» Exercise task
Can you output the material exactly as written, minus any pictures it holds?

» Items
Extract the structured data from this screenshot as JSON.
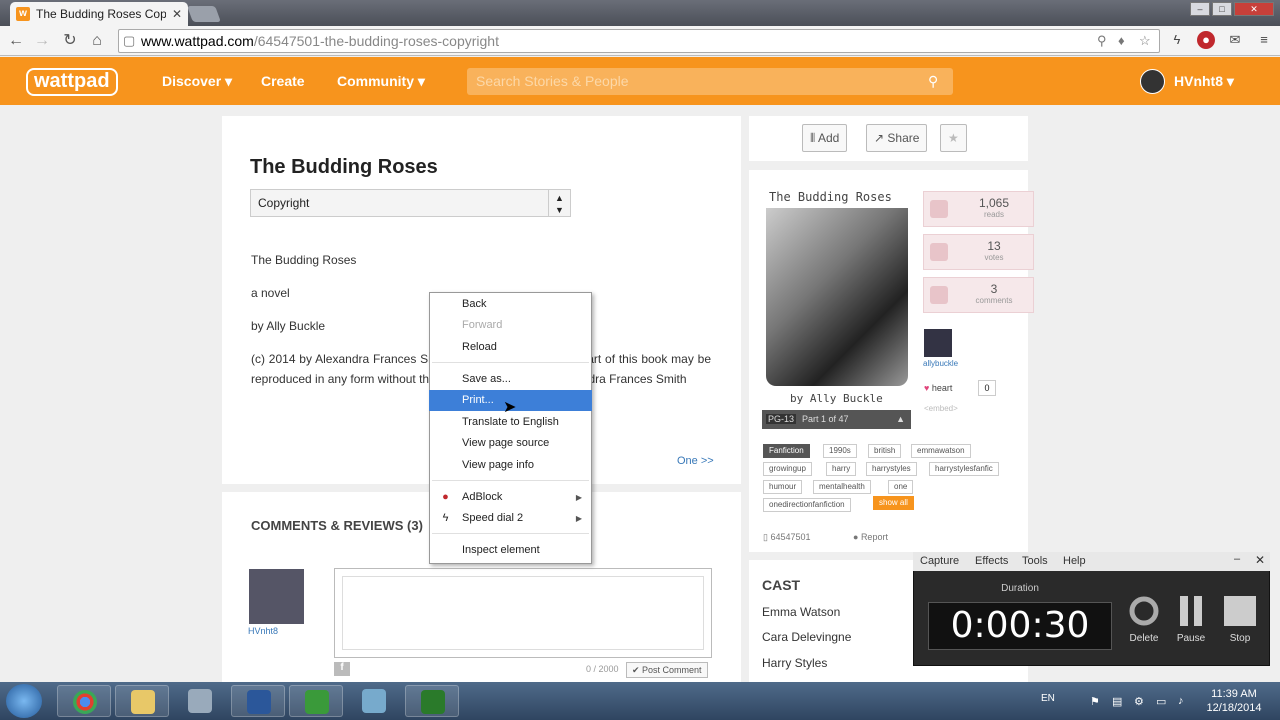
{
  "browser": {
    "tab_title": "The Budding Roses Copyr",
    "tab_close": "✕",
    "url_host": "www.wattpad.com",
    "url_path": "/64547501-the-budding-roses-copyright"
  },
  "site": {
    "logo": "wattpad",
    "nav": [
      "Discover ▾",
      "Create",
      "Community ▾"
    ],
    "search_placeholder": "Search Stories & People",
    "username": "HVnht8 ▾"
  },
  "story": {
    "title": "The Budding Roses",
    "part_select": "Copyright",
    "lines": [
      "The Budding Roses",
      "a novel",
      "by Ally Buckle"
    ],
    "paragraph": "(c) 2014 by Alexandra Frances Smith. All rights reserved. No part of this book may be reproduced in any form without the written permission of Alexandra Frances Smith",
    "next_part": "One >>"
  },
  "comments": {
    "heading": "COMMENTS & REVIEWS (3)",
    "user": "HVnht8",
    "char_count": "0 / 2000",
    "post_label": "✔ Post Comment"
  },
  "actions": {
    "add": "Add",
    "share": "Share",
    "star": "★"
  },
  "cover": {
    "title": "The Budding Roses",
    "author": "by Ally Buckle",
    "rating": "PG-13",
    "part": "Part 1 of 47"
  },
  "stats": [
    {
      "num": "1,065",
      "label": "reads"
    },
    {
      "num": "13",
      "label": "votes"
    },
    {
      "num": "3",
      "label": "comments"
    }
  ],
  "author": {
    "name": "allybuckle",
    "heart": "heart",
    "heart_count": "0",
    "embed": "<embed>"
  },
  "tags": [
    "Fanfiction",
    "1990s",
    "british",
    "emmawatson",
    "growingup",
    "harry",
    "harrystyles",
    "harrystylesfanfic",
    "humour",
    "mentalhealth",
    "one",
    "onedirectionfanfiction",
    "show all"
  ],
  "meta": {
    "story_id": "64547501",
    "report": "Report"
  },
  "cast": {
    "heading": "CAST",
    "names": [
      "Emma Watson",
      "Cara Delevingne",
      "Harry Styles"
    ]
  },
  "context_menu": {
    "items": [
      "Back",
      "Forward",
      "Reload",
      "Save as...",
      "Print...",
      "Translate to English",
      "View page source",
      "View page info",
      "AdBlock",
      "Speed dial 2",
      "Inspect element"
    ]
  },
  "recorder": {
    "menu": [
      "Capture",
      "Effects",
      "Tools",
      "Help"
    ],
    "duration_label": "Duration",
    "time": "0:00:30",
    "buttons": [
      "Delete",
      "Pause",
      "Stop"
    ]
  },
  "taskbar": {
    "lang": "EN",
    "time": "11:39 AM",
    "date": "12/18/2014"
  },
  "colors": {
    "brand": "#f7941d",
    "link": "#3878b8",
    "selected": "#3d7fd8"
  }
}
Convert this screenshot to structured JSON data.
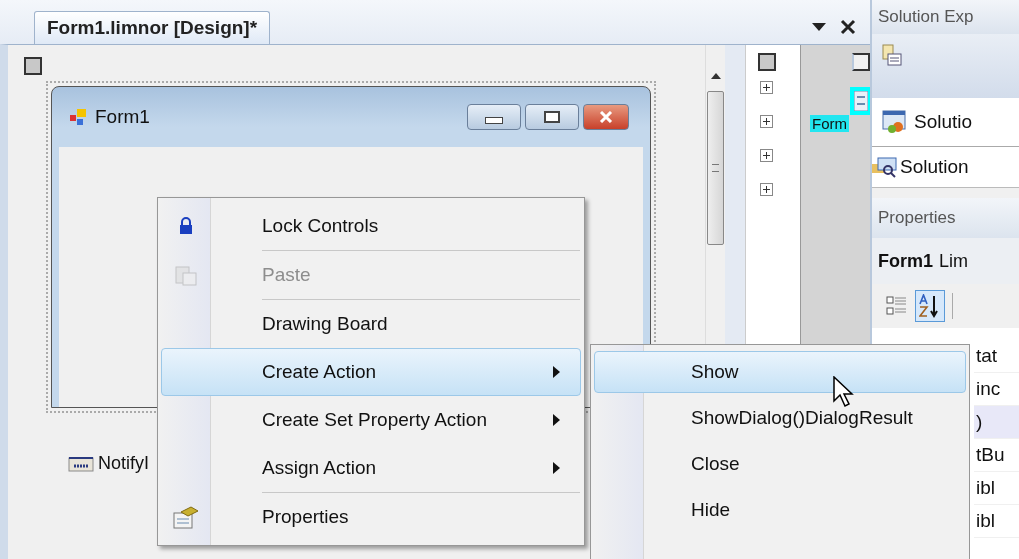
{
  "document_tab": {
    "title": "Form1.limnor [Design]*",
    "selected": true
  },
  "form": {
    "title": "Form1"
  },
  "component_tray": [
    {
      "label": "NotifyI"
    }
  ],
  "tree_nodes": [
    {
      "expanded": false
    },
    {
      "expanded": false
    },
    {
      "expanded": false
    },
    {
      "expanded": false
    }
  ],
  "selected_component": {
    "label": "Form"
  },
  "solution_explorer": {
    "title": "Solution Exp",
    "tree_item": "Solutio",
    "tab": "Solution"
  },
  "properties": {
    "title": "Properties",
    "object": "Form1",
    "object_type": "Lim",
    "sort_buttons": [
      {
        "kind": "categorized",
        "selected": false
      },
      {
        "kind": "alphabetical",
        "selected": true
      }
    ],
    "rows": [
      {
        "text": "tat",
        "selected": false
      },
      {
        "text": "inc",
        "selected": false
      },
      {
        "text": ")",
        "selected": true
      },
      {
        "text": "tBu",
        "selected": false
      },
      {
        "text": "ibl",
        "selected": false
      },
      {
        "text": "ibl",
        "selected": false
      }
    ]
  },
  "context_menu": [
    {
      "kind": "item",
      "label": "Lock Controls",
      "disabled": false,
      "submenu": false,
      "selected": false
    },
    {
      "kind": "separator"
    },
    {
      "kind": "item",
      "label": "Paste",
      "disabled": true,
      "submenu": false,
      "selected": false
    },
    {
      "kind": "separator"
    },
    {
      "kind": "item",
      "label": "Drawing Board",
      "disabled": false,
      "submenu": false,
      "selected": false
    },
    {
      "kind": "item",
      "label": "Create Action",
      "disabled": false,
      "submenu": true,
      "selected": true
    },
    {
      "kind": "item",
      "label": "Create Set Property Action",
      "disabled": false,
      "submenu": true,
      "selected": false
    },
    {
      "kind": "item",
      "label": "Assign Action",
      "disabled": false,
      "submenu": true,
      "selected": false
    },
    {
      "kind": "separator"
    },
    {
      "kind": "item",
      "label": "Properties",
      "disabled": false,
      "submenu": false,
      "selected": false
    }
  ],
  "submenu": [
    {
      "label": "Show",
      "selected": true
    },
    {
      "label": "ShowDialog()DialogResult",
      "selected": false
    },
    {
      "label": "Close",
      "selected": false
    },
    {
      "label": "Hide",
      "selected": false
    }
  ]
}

» Solved exercise
Extract the structured data from this screenshot as JSON.
{
  "browser": {
    "tab_title": "The Budding Roses Copyr",
    "tab_close": "✕",
    "url_host": "www.wattpad.com",
    "url_path": "/64547501-the-budding-roses-copyright"
  },
  "site": {
    "logo": "wattpad",
    "nav": [
      "Discover ▾",
      "Create",
      "Community ▾"
    ],
    "search_placeholder": "Search Stories & People",
    "username": "HVnht8 ▾"
  },
  "story": {
    "title": "The Budding Roses",
    "part_select": "Copyright",
    "lines": [
      "The Budding Roses",
      "a novel",
      "by Ally Buckle"
    ],
    "paragraph": "(c) 2014 by Alexandra Frances Smith. All rights reserved. No part of this book may be reproduced in any form without the written permission of Alexandra Frances Smith",
    "next_part": "One >>"
  },
  "comments": {
    "heading": "COMMENTS & REVIEWS (3)",
    "user": "HVnht8",
    "char_count": "0 / 2000",
    "post_label": "✔ Post Comment"
  },
  "actions": {
    "add": "Add",
    "share": "Share",
    "star": "★"
  },
  "cover": {
    "title": "The Budding Roses",
    "author": "by Ally Buckle",
    "rating": "PG-13",
    "part": "Part 1 of 47"
  },
  "stats": [
    {
      "num": "1,065",
      "label": "reads"
    },
    {
      "num": "13",
      "label": "votes"
    },
    {
      "num": "3",
      "label": "comments"
    }
  ],
  "author": {
    "name": "allybuckle",
    "heart": "heart",
    "heart_count": "0",
    "embed": "<embed>"
  },
  "tags": [
    "Fanfiction",
    "1990s",
    "british",
    "emmawatson",
    "growingup",
    "harry",
    "harrystyles",
    "harrystylesfanfic",
    "humour",
    "mentalhealth",
    "one",
    "onedirectionfanfiction",
    "show all"
  ],
  "meta": {
    "story_id": "64547501",
    "report": "Report"
  },
  "cast": {
    "heading": "CAST",
    "names": [
      "Emma Watson",
      "Cara Delevingne",
      "Harry Styles"
    ]
  },
  "context_menu": {
    "items": [
      "Back",
      "Forward",
      "Reload",
      "Save as...",
      "Print...",
      "Translate to English",
      "View page source",
      "View page info",
      "AdBlock",
      "Speed dial 2",
      "Inspect element"
    ]
  },
  "recorder": {
    "menu": [
      "Capture",
      "Effects",
      "Tools",
      "Help"
    ],
    "duration_label": "Duration",
    "time": "0:00:30",
    "buttons": [
      "Delete",
      "Pause",
      "Stop"
    ]
  },
  "taskbar": {
    "lang": "EN",
    "time": "11:39 AM",
    "date": "12/18/2014"
  },
  "colors": {
    "brand": "#f7941d",
    "link": "#3878b8",
    "selected": "#3d7fd8"
  }
}
Convert this screenshot to structured JSON data.
{
  "document_tab": {
    "title": "Form1.limnor [Design]*",
    "selected": true
  },
  "form": {
    "title": "Form1"
  },
  "component_tray": [
    {
      "label": "NotifyI"
    }
  ],
  "tree_nodes": [
    {
      "expanded": false
    },
    {
      "expanded": false
    },
    {
      "expanded": false
    },
    {
      "expanded": false
    }
  ],
  "selected_component": {
    "label": "Form"
  },
  "solution_explorer": {
    "title": "Solution Exp",
    "tree_item": "Solutio",
    "tab": "Solution"
  },
  "properties": {
    "title": "Properties",
    "object": "Form1",
    "object_type": "Lim",
    "sort_buttons": [
      {
        "kind": "categorized",
        "selected": false
      },
      {
        "kind": "alphabetical",
        "selected": true
      }
    ],
    "rows": [
      {
        "text": "tat",
        "selected": false
      },
      {
        "text": "inc",
        "selected": false
      },
      {
        "text": ")",
        "selected": true
      },
      {
        "text": "tBu",
        "selected": false
      },
      {
        "text": "ibl",
        "selected": false
      },
      {
        "text": "ibl",
        "selected": false
      }
    ]
  },
  "context_menu": [
    {
      "kind": "item",
      "label": "Lock Controls",
      "disabled": false,
      "submenu": false,
      "selected": false
    },
    {
      "kind": "separator"
    },
    {
      "kind": "item",
      "label": "Paste",
      "disabled": true,
      "submenu": false,
      "selected": false
    },
    {
      "kind": "separator"
    },
    {
      "kind": "item",
      "label": "Drawing Board",
      "disabled": false,
      "submenu": false,
      "selected": false
    },
    {
      "kind": "item",
      "label": "Create Action",
      "disabled": false,
      "submenu": true,
      "selected": true
    },
    {
      "kind": "item",
      "label": "Create Set Property Action",
      "disabled": false,
      "submenu": true,
      "selected": false
    },
    {
      "kind": "item",
      "label": "Assign Action",
      "disabled": false,
      "submenu": true,
      "selected": false
    },
    {
      "kind": "separator"
    },
    {
      "kind": "item",
      "label": "Properties",
      "disabled": false,
      "submenu": false,
      "selected": false
    }
  ],
  "submenu": [
    {
      "label": "Show",
      "selected": true
    },
    {
      "label": "ShowDialog()DialogResult",
      "selected": false
    },
    {
      "label": "Close",
      "selected": false
    },
    {
      "label": "Hide",
      "selected": false
    }
  ]
}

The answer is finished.